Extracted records
▼▼▼
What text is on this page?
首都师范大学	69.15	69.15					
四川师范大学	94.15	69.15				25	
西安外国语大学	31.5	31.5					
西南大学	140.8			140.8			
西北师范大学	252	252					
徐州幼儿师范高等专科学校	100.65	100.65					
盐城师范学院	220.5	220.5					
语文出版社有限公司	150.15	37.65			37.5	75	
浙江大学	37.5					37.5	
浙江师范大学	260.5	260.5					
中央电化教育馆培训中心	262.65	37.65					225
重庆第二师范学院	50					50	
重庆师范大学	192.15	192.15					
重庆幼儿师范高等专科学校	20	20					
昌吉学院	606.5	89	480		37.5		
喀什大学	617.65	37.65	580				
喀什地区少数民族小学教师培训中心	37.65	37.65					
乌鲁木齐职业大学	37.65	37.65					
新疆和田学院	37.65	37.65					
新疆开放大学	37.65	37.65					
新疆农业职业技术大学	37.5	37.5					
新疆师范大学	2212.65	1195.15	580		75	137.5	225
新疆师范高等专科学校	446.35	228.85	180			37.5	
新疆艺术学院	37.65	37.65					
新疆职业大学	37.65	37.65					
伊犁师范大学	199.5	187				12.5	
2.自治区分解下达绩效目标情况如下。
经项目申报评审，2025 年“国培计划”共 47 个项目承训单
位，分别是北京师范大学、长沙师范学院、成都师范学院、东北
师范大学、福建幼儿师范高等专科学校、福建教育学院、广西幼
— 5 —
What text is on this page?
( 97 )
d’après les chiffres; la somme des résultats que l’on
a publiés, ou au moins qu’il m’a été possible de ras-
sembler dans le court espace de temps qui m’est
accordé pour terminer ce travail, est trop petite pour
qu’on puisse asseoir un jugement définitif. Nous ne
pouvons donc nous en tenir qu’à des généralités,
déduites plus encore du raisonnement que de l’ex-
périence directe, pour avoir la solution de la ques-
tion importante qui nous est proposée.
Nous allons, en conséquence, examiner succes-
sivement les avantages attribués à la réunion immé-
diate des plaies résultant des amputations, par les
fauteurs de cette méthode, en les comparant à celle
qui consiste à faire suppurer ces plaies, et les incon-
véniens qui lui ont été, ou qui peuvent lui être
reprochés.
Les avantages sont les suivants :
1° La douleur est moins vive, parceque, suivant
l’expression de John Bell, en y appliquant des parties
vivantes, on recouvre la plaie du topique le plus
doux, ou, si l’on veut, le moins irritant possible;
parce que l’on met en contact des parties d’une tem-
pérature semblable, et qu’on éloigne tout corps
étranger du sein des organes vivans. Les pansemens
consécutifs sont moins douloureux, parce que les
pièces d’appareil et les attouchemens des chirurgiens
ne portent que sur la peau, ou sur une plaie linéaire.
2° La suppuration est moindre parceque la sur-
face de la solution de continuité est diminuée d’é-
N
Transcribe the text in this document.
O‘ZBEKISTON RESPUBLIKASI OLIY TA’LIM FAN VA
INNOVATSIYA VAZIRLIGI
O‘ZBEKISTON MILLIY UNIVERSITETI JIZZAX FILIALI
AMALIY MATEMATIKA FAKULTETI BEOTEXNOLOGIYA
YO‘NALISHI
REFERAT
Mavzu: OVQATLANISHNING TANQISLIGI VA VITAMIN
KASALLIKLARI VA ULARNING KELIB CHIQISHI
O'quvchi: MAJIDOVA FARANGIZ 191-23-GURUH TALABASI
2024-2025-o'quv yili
▲▲▲
WRITTEN PROBLEM >>
Quote exactly the line containing "Transcribe the text in this document." and every later line through the end of the listing, and no other lines.

RESULT >>
Transcribe the text in this document.
O‘ZBEKISTON RESPUBLIKASI OLIY TA’LIM FAN VA
INNOVATSIYA VAZIRLIGI
O‘ZBEKISTON MILLIY UNIVERSITETI JIZZAX FILIALI
AMALIY MATEMATIKA FAKULTETI BEOTEXNOLOGIYA
YO‘NALISHI
REFERAT
Mavzu: OVQATLANISHNING TANQISLIGI VA VITAMIN
KASALLIKLARI VA ULARNING KELIB CHIQISHI
O'quvchi: MAJIDOVA FARANGIZ 191-23-GURUH TALABASI
2024-2025-o'quv yili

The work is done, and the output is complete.